Copy out every line of each item below word for word, changing nothing.
── Given entries
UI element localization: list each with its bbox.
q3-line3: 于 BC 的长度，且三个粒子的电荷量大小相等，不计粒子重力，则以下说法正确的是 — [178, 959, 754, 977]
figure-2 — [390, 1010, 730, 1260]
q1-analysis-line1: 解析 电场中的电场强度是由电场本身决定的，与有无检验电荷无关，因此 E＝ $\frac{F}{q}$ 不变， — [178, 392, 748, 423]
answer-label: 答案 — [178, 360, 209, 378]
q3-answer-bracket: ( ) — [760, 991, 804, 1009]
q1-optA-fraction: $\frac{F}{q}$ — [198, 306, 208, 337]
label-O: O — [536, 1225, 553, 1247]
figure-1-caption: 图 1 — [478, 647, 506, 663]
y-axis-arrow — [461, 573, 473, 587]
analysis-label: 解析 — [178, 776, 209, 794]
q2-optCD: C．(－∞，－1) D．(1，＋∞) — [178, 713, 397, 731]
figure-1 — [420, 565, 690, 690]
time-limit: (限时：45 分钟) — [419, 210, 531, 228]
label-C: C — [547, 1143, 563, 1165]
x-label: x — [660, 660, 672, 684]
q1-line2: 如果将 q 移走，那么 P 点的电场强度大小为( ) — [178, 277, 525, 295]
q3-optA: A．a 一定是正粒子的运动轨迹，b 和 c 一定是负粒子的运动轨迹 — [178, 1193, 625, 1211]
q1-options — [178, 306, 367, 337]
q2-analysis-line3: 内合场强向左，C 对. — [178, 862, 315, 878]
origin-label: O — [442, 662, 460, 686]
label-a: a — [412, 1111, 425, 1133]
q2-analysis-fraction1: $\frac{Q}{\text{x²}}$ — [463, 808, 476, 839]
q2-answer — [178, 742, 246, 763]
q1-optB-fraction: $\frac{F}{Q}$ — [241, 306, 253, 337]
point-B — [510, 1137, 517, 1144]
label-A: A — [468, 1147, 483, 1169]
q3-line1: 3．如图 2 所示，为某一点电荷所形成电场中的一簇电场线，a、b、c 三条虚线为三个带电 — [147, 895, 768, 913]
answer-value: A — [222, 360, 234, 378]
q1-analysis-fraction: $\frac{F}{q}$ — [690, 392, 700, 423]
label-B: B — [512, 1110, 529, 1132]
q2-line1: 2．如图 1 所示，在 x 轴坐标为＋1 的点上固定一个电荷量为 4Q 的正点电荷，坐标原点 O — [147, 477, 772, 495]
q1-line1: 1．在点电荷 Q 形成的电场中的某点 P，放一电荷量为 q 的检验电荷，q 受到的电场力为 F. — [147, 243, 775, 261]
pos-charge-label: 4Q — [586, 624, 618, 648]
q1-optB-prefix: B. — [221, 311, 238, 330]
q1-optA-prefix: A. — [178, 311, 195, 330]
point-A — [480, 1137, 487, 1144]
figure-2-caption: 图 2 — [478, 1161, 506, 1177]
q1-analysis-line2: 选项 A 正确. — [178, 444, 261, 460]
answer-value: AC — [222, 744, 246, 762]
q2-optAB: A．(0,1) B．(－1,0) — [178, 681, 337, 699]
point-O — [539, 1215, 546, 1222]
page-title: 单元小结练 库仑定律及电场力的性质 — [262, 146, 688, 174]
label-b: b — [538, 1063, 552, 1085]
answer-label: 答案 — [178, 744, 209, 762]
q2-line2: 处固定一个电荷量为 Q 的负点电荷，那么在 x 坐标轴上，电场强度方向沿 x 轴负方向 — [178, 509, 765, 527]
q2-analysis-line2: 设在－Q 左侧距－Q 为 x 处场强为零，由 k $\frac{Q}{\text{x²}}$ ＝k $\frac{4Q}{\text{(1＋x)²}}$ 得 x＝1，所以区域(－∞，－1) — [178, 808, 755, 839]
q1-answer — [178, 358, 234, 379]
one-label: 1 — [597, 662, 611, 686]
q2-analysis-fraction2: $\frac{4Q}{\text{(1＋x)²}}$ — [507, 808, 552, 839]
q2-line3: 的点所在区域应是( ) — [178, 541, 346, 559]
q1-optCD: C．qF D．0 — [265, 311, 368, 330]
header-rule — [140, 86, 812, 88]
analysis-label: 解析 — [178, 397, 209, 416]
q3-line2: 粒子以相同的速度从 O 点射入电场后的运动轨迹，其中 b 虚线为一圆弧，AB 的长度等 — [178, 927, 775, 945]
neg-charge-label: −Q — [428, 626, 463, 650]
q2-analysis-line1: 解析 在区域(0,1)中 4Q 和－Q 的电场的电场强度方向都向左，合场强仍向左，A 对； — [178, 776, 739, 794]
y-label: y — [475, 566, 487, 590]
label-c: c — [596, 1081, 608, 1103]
────
_Finished answer_:
UI element localization: list each with its bbox.
q3-line3: 于 BC 的长度，且三个粒子的电荷量大小相等，不计粒子重力，则以下说法正确的是 — [178, 959, 754, 977]
figure-2 — [390, 1010, 730, 1260]
q1-analysis-line1: 解析 电场中的电场强度是由电场本身决定的，与有无检验电荷无关，因此 E＝ $\frac{F}{q}$ 不变， — [178, 392, 748, 423]
answer-label: 答案 — [178, 360, 209, 378]
q3-answer-bracket: ( ) — [760, 991, 804, 1009]
q1-optA-fraction: $\frac{F}{q}$ — [198, 306, 208, 337]
label-O: O — [536, 1225, 553, 1247]
figure-1-caption: 图 1 — [478, 647, 506, 663]
y-axis-arrow — [461, 573, 473, 587]
analysis-label: 解析 — [178, 776, 209, 794]
q2-optCD: C．(－∞，－1) D．(1，＋∞) — [178, 713, 397, 731]
figure-1 — [420, 565, 690, 690]
time-limit: (限时：45 分钟) — [419, 210, 531, 228]
label-C: C — [547, 1143, 563, 1165]
x-label: x — [660, 660, 672, 684]
q1-line2: 如果将 q 移走，那么 P 点的电场强度大小为( ) — [178, 277, 525, 295]
q3-optA: A．a 一定是正粒子的运动轨迹，b 和 c 一定是负粒子的运动轨迹 — [178, 1193, 625, 1211]
q1-options — [178, 306, 367, 337]
q2-analysis-line3: 内合场强向左，C 对. — [178, 862, 315, 878]
origin-label: O — [442, 662, 460, 686]
label-a: a — [412, 1111, 425, 1133]
q2-analysis-fraction1: $\frac{Q}{\text{x²}}$ — [463, 808, 476, 839]
q2-answer — [178, 742, 246, 763]
q1-optB-fraction: $\frac{F}{Q}$ — [241, 306, 253, 337]
point-B — [510, 1137, 517, 1144]
label-A: A — [468, 1147, 483, 1169]
q3-line1: 3．如图 2 所示，为某一点电荷所形成电场中的一簇电场线，a、b、c 三条虚线为三个带电 — [147, 895, 768, 913]
answer-value: A — [222, 360, 234, 378]
q1-analysis-fraction: $\frac{F}{q}$ — [690, 392, 700, 423]
label-B: B — [512, 1110, 529, 1132]
q2-line1: 2．如图 1 所示，在 x 轴坐标为＋1 的点上固定一个电荷量为 4Q 的正点电荷，坐标原点 O — [147, 477, 772, 495]
q1-line1: 1．在点电荷 Q 形成的电场中的某点 P，放一电荷量为 q 的检验电荷，q 受到的电场力为 F. — [147, 243, 775, 261]
pos-charge-label: 4Q — [586, 624, 618, 648]
q1-optB-prefix: B. — [221, 311, 238, 330]
q1-optA-prefix: A. — [178, 311, 195, 330]
point-A — [480, 1137, 487, 1144]
figure-2-caption: 图 2 — [478, 1161, 506, 1177]
q1-analysis-line2: 选项 A 正确. — [178, 444, 261, 460]
answer-value: AC — [222, 744, 246, 762]
q2-optAB: A．(0,1) B．(－1,0) — [178, 681, 337, 699]
point-O — [539, 1215, 546, 1222]
page-title: 单元小结练 库仑定律及电场力的性质 — [262, 146, 688, 174]
label-b: b — [538, 1063, 552, 1085]
answer-label: 答案 — [178, 744, 209, 762]
q2-line2: 处固定一个电荷量为 Q 的负点电荷，那么在 x 坐标轴上，电场强度方向沿 x 轴负方向 — [178, 509, 765, 527]
q2-analysis-line2: 设在－Q 左侧距－Q 为 x 处场强为零，由 k $\frac{Q}{\text{x²}}$ ＝k $\frac{4Q}{\text{(1＋x)²}}$ 得 x＝1，所以区域(－∞，－1) — [178, 808, 755, 839]
q1-answer — [178, 358, 234, 379]
one-label: 1 — [597, 662, 611, 686]
q2-analysis-fraction2: $\frac{4Q}{\text{(1＋x)²}}$ — [507, 808, 552, 839]
q2-line3: 的点所在区域应是( ) — [178, 541, 346, 559]
q1-optCD: C．qF D．0 — [265, 311, 368, 330]
header-rule — [140, 86, 812, 88]
analysis-label: 解析 — [178, 397, 209, 416]
q3-line2: 粒子以相同的速度从 O 点射入电场后的运动轨迹，其中 b 虚线为一圆弧，AB 的长度等 — [178, 927, 775, 945]
neg-charge-label: −Q — [428, 626, 463, 650]
q2-analysis-line1: 解析 在区域(0,1)中 4Q 和－Q 的电场的电场强度方向都向左，合场强仍向左，A 对； — [178, 776, 739, 794]
y-label: y — [475, 566, 487, 590]
label-c: c — [596, 1081, 608, 1103]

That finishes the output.